JUTBAS
Primera
Parte
Las abluciones -con las que pasamos al estado de Tahâra o Pureza,
como vimos en la jutba de la semana pasada- son una ‘preparación’.
Sin duda, son importantes en sí, pero lo más importante es que nos permiten
algo especial: nos permiten estar ‘ante’ Allah, que es a lo que se llama Salât.
Realmente, el Salât -estar ‘delante’ de Allah- es la ‘Ibâda
por antonomasia, es la práctica fundamental de los musulmanes, y, como todo en
el Islam, tiene una forma exterior que guarda secretos interiores. Es decir, el Salât
adopta una forma concreta que ayuda al musulmán a ‘recordar’ a su Señor.
Ante Allah, todo cuanto existe se doblega. Y por ello el musulmán lleva la
frente al suelo como momento culminante de su Salât, de su estancia ante
Allah, ante su Señor, ante su Único Señor. Exactamente, Salât
significa ‘consumirse, derretirse ante Allah’ y eso es para lo que está
preparado el musulmán cuando alcanza el estado de Pureza, cuando conoce, en la
nitidez y transparencia de sus abluciones y gracias a la sensibilidad de la que
lo dotan, la Grandeza inimaginable de Allah.
Efectivamente, el Salât
-que es la columna vertebral de las prácticas espirituales islámicas (en un
hadiz se le llama ‘imâd ad-dîn, pilar del Islam)- debe
realizarse cinco veces al día en momentos significativos: al amanecer (el Subh),
al mediodía (el Zuhr), a la media tarde (el ‘Asr), al atardecer
(el Mágrib) y entrada la noche (el ‘Ishâ). El Salât tiene unas
formas precisas y unas normas rigurosas que hay que respetar y que se aprenden
en los tratados de Fiqh. Es esencial que cada musulmán sepa hacer correctamente
el Salât.
En
primer lugar, antes que cualquier otra cosa, el Salât debe ir precedido
por las abluciones con las que cada musulmán se purifica: no se puede hacer el Salât
si no se está preparado, si no se está en estado de Tahâra: sería una
inconveniencia inadmisible. Ningún musulmán concibe que el Salât -que
consiste en ‘estar ante Allah’- se pueda hacer si no se está ‘puro’, tâhir.

> **Objetivos**:
A. Responde con base en el pasaje citado:
(i) ¿Qué significa exactamente Salât?
(ii) ¿Cuántas veces al día debe realizarse el Salât?
(iii) ¿Dónde se aprenden sus formas precisas y normas rigurosas?
B. Imprime, sin cambio alguno, todo lo que va en el pasaje citado desde "Realmente, el Salât" hasta "a su Señor.".

> **Datos proporcionados**:
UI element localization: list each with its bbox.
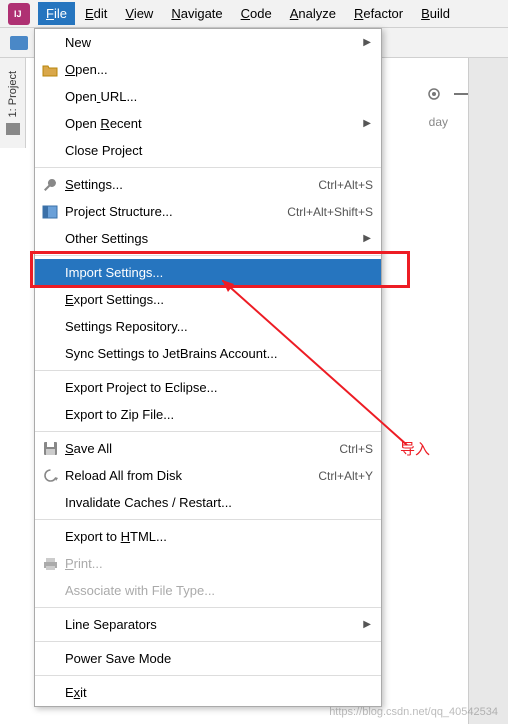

> **En respuesta**:
A.
(i) 'Consumirse, derretirse ante Allah'.
(ii) Cinco veces al día.
(iii) En los tratados de Fiqh.

B.
Realmente, el Salât -estar ‘delante’ de Allah- es la ‘Ibâda
por antonomasia, es la práctica fundamental de los musulmanes, y, como todo en
el Islam, tiene una forma exterior que guarda secretos interiores. Es decir, el Salât
adopta una forma concreta que ayuda al musulmán a ‘recordar’ a su Señor.